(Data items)
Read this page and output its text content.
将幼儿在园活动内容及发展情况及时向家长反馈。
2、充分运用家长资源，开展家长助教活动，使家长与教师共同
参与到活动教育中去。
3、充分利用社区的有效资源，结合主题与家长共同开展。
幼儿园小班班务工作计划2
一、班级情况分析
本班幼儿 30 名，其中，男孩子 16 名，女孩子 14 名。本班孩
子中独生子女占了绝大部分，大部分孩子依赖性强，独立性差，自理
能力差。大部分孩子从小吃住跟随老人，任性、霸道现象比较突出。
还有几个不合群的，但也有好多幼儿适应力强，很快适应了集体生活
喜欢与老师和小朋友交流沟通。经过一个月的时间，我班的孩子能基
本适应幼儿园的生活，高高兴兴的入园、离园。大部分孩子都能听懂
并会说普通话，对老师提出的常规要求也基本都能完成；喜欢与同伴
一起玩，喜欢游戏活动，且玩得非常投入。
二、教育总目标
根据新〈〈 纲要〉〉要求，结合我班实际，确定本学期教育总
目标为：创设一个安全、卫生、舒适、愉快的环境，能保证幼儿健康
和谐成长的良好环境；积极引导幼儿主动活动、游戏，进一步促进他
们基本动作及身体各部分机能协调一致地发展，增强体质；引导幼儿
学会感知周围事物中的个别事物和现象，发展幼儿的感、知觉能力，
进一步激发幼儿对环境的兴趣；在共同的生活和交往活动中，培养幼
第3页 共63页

TASK PROMPT: Repeat the whole listing exactly, keeping every line intact.

FULL ANSWER:
Read this page and output its text content.
将幼儿在园活动内容及发展情况及时向家长反馈。
2、充分运用家长资源，开展家长助教活动，使家长与教师共同
参与到活动教育中去。
3、充分利用社区的有效资源，结合主题与家长共同开展。
幼儿园小班班务工作计划2
一、班级情况分析
本班幼儿 30 名，其中，男孩子 16 名，女孩子 14 名。本班孩
子中独生子女占了绝大部分，大部分孩子依赖性强，独立性差，自理
能力差。大部分孩子从小吃住跟随老人，任性、霸道现象比较突出。
还有几个不合群的，但也有好多幼儿适应力强，很快适应了集体生活
喜欢与老师和小朋友交流沟通。经过一个月的时间，我班的孩子能基
本适应幼儿园的生活，高高兴兴的入园、离园。大部分孩子都能听懂
并会说普通话，对老师提出的常规要求也基本都能完成；喜欢与同伴
一起玩，喜欢游戏活动，且玩得非常投入。
二、教育总目标
根据新〈〈 纲要〉〉要求，结合我班实际，确定本学期教育总
目标为：创设一个安全、卫生、舒适、愉快的环境，能保证幼儿健康
和谐成长的良好环境；积极引导幼儿主动活动、游戏，进一步促进他
们基本动作及身体各部分机能协调一致地发展，增强体质；引导幼儿
学会感知周围事物中的个别事物和现象，发展幼儿的感、知觉能力，
进一步激发幼儿对环境的兴趣；在共同的生活和交往活动中，培养幼
第3页 共63页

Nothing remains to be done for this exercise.